Task instructions.
Each line of the data must be written out again verbatim; no image belongs in the copy.

Records for this exercise.
========================
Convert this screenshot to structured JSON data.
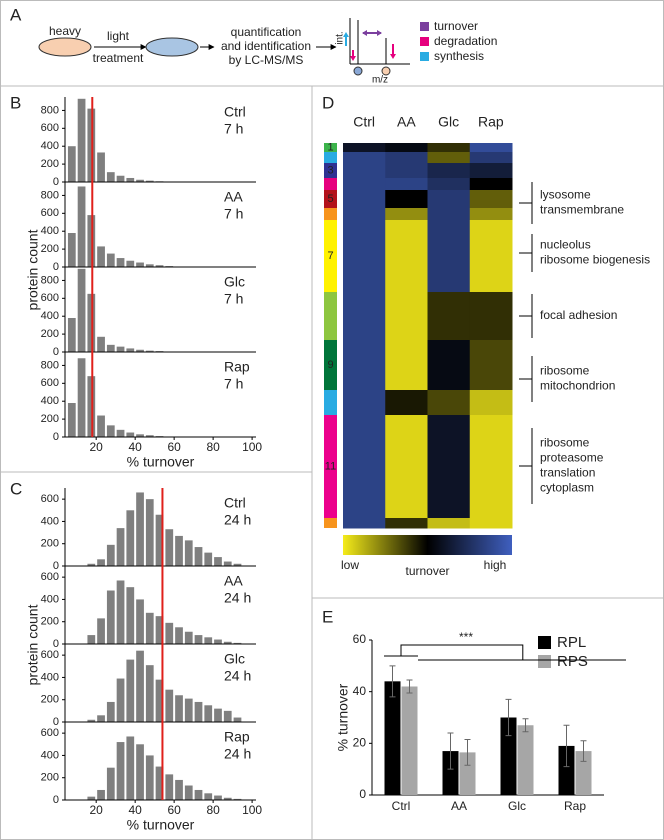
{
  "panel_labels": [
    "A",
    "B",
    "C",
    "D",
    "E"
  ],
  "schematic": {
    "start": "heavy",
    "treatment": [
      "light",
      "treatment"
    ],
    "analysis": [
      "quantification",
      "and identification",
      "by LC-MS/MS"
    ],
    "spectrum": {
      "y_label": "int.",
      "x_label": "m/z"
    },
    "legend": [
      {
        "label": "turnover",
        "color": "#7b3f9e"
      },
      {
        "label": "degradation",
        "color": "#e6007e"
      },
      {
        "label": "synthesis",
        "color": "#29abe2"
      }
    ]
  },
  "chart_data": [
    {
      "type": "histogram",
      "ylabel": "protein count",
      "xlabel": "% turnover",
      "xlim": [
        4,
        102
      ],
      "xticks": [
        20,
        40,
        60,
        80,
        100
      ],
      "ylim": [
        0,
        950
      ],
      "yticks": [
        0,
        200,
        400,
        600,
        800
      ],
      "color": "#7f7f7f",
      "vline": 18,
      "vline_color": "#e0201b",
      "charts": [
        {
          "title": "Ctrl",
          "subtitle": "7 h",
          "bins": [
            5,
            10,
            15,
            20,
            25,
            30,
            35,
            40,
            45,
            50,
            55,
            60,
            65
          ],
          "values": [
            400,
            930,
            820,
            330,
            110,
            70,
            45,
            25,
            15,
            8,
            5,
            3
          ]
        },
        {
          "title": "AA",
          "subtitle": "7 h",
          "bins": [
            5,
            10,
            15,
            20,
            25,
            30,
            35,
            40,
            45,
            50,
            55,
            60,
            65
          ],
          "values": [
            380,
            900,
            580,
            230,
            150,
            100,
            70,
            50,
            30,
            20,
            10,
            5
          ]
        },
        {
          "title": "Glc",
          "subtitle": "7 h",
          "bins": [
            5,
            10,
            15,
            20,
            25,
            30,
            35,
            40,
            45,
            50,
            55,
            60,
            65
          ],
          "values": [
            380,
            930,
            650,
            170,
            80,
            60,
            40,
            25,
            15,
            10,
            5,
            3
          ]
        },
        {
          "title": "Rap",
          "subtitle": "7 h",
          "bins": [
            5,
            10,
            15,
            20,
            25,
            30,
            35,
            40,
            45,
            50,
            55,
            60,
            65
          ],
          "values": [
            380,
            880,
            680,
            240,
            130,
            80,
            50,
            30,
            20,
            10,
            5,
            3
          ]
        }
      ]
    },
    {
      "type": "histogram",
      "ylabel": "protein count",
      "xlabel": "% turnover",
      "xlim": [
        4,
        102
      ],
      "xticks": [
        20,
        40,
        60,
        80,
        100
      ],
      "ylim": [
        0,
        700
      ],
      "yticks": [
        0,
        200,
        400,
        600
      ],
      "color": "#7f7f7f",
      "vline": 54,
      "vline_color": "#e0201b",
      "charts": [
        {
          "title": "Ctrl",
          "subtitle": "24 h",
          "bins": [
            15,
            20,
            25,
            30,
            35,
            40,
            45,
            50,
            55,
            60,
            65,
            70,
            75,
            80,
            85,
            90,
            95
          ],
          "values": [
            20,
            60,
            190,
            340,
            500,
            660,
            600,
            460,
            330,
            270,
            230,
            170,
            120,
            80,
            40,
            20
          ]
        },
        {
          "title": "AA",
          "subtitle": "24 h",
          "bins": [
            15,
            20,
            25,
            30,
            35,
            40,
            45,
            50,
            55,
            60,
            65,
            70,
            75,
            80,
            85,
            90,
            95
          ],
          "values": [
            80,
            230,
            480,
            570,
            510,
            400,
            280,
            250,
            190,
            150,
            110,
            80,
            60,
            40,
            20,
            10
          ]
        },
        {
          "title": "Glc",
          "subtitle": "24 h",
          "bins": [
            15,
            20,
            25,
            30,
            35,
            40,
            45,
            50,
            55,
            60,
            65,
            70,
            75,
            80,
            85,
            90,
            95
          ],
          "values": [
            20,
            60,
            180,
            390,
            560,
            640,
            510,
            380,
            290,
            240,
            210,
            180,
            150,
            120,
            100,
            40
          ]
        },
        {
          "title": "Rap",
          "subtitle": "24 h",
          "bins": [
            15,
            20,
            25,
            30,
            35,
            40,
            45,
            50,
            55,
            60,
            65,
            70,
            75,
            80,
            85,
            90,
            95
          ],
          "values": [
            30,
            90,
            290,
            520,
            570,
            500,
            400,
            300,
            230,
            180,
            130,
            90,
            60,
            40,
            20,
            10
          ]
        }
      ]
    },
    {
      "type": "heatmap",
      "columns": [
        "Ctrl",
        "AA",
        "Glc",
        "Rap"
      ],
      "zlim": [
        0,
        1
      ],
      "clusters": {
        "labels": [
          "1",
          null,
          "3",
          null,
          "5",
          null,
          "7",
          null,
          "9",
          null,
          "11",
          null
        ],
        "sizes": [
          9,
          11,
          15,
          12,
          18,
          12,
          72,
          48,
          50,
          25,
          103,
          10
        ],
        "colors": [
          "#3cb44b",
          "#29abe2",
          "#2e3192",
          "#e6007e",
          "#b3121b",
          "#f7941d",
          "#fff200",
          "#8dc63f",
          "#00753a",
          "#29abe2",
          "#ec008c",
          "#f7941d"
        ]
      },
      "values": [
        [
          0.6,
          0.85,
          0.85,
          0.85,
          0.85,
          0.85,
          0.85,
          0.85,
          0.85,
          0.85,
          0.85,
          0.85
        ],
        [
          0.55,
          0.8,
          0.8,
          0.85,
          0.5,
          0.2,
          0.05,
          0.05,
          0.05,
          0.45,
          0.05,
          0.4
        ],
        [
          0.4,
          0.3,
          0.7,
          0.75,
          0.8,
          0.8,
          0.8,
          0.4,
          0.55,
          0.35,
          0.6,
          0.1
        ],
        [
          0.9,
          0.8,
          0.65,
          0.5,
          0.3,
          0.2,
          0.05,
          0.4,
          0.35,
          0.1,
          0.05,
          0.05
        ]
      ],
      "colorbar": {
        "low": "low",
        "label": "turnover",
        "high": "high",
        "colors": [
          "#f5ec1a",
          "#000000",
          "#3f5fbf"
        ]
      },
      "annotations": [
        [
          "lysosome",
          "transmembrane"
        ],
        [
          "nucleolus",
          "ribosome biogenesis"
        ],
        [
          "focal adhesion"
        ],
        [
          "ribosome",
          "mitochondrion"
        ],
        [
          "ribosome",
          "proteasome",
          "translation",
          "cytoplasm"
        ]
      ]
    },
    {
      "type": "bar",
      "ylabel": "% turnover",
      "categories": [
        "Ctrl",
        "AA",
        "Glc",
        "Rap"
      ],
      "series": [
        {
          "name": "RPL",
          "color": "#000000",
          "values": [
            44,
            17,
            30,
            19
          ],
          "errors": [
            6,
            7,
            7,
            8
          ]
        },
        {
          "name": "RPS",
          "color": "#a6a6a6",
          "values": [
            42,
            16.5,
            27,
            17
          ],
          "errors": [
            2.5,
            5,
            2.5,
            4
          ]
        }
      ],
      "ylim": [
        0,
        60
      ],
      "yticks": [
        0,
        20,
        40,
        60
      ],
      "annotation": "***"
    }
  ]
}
========================
Reply to the exercise.
Convert this screenshot to structured JSON data.
{
  "panel_labels": [
    "A",
    "B",
    "C",
    "D",
    "E"
  ],
  "schematic": {
    "start": "heavy",
    "treatment": [
      "light",
      "treatment"
    ],
    "analysis": [
      "quantification",
      "and identification",
      "by LC-MS/MS"
    ],
    "spectrum": {
      "y_label": "int.",
      "x_label": "m/z"
    },
    "legend": [
      {
        "label": "turnover",
        "color": "#7b3f9e"
      },
      {
        "label": "degradation",
        "color": "#e6007e"
      },
      {
        "label": "synthesis",
        "color": "#29abe2"
      }
    ]
  },
  "chart_data": [
    {
      "type": "histogram",
      "ylabel": "protein count",
      "xlabel": "% turnover",
      "xlim": [
        4,
        102
      ],
      "xticks": [
        20,
        40,
        60,
        80,
        100
      ],
      "ylim": [
        0,
        950
      ],
      "yticks": [
        0,
        200,
        400,
        600,
        800
      ],
      "color": "#7f7f7f",
      "vline": 18,
      "vline_color": "#e0201b",
      "charts": [
        {
          "title": "Ctrl",
          "subtitle": "7 h",
          "bins": [
            5,
            10,
            15,
            20,
            25,
            30,
            35,
            40,
            45,
            50,
            55,
            60,
            65
          ],
          "values": [
            400,
            930,
            820,
            330,
            110,
            70,
            45,
            25,
            15,
            8,
            5,
            3
          ]
        },
        {
          "title": "AA",
          "subtitle": "7 h",
          "bins": [
            5,
            10,
            15,
            20,
            25,
            30,
            35,
            40,
            45,
            50,
            55,
            60,
            65
          ],
          "values": [
            380,
            900,
            580,
            230,
            150,
            100,
            70,
            50,
            30,
            20,
            10,
            5
          ]
        },
        {
          "title": "Glc",
          "subtitle": "7 h",
          "bins": [
            5,
            10,
            15,
            20,
            25,
            30,
            35,
            40,
            45,
            50,
            55,
            60,
            65
          ],
          "values": [
            380,
            930,
            650,
            170,
            80,
            60,
            40,
            25,
            15,
            10,
            5,
            3
          ]
        },
        {
          "title": "Rap",
          "subtitle": "7 h",
          "bins": [
            5,
            10,
            15,
            20,
            25,
            30,
            35,
            40,
            45,
            50,
            55,
            60,
            65
          ],
          "values": [
            380,
            880,
            680,
            240,
            130,
            80,
            50,
            30,
            20,
            10,
            5,
            3
          ]
        }
      ]
    },
    {
      "type": "histogram",
      "ylabel": "protein count",
      "xlabel": "% turnover",
      "xlim": [
        4,
        102
      ],
      "xticks": [
        20,
        40,
        60,
        80,
        100
      ],
      "ylim": [
        0,
        700
      ],
      "yticks": [
        0,
        200,
        400,
        600
      ],
      "color": "#7f7f7f",
      "vline": 54,
      "vline_color": "#e0201b",
      "charts": [
        {
          "title": "Ctrl",
          "subtitle": "24 h",
          "bins": [
            15,
            20,
            25,
            30,
            35,
            40,
            45,
            50,
            55,
            60,
            65,
            70,
            75,
            80,
            85,
            90,
            95
          ],
          "values": [
            20,
            60,
            190,
            340,
            500,
            660,
            600,
            460,
            330,
            270,
            230,
            170,
            120,
            80,
            40,
            20
          ]
        },
        {
          "title": "AA",
          "subtitle": "24 h",
          "bins": [
            15,
            20,
            25,
            30,
            35,
            40,
            45,
            50,
            55,
            60,
            65,
            70,
            75,
            80,
            85,
            90,
            95
          ],
          "values": [
            80,
            230,
            480,
            570,
            510,
            400,
            280,
            250,
            190,
            150,
            110,
            80,
            60,
            40,
            20,
            10
          ]
        },
        {
          "title": "Glc",
          "subtitle": "24 h",
          "bins": [
            15,
            20,
            25,
            30,
            35,
            40,
            45,
            50,
            55,
            60,
            65,
            70,
            75,
            80,
            85,
            90,
            95
          ],
          "values": [
            20,
            60,
            180,
            390,
            560,
            640,
            510,
            380,
            290,
            240,
            210,
            180,
            150,
            120,
            100,
            40
          ]
        },
        {
          "title": "Rap",
          "subtitle": "24 h",
          "bins": [
            15,
            20,
            25,
            30,
            35,
            40,
            45,
            50,
            55,
            60,
            65,
            70,
            75,
            80,
            85,
            90,
            95
          ],
          "values": [
            30,
            90,
            290,
            520,
            570,
            500,
            400,
            300,
            230,
            180,
            130,
            90,
            60,
            40,
            20,
            10
          ]
        }
      ]
    },
    {
      "type": "heatmap",
      "columns": [
        "Ctrl",
        "AA",
        "Glc",
        "Rap"
      ],
      "zlim": [
        0,
        1
      ],
      "clusters": {
        "labels": [
          "1",
          null,
          "3",
          null,
          "5",
          null,
          "7",
          null,
          "9",
          null,
          "11",
          null
        ],
        "sizes": [
          9,
          11,
          15,
          12,
          18,
          12,
          72,
          48,
          50,
          25,
          103,
          10
        ],
        "colors": [
          "#3cb44b",
          "#29abe2",
          "#2e3192",
          "#e6007e",
          "#b3121b",
          "#f7941d",
          "#fff200",
          "#8dc63f",
          "#00753a",
          "#29abe2",
          "#ec008c",
          "#f7941d"
        ]
      },
      "values": [
        [
          0.6,
          0.85,
          0.85,
          0.85,
          0.85,
          0.85,
          0.85,
          0.85,
          0.85,
          0.85,
          0.85,
          0.85
        ],
        [
          0.55,
          0.8,
          0.8,
          0.85,
          0.5,
          0.2,
          0.05,
          0.05,
          0.05,
          0.45,
          0.05,
          0.4
        ],
        [
          0.4,
          0.3,
          0.7,
          0.75,
          0.8,
          0.8,
          0.8,
          0.4,
          0.55,
          0.35,
          0.6,
          0.1
        ],
        [
          0.9,
          0.8,
          0.65,
          0.5,
          0.3,
          0.2,
          0.05,
          0.4,
          0.35,
          0.1,
          0.05,
          0.05
        ]
      ],
      "colorbar": {
        "low": "low",
        "label": "turnover",
        "high": "high",
        "colors": [
          "#f5ec1a",
          "#000000",
          "#3f5fbf"
        ]
      },
      "annotations": [
        [
          "lysosome",
          "transmembrane"
        ],
        [
          "nucleolus",
          "ribosome biogenesis"
        ],
        [
          "focal adhesion"
        ],
        [
          "ribosome",
          "mitochondrion"
        ],
        [
          "ribosome",
          "proteasome",
          "translation",
          "cytoplasm"
        ]
      ]
    },
    {
      "type": "bar",
      "ylabel": "% turnover",
      "categories": [
        "Ctrl",
        "AA",
        "Glc",
        "Rap"
      ],
      "series": [
        {
          "name": "RPL",
          "color": "#000000",
          "values": [
            44,
            17,
            30,
            19
          ],
          "errors": [
            6,
            7,
            7,
            8
          ]
        },
        {
          "name": "RPS",
          "color": "#a6a6a6",
          "values": [
            42,
            16.5,
            27,
            17
          ],
          "errors": [
            2.5,
            5,
            2.5,
            4
          ]
        }
      ],
      "ylim": [
        0,
        60
      ],
      "yticks": [
        0,
        20,
        40,
        60
      ],
      "annotation": "***"
    }
  ]
}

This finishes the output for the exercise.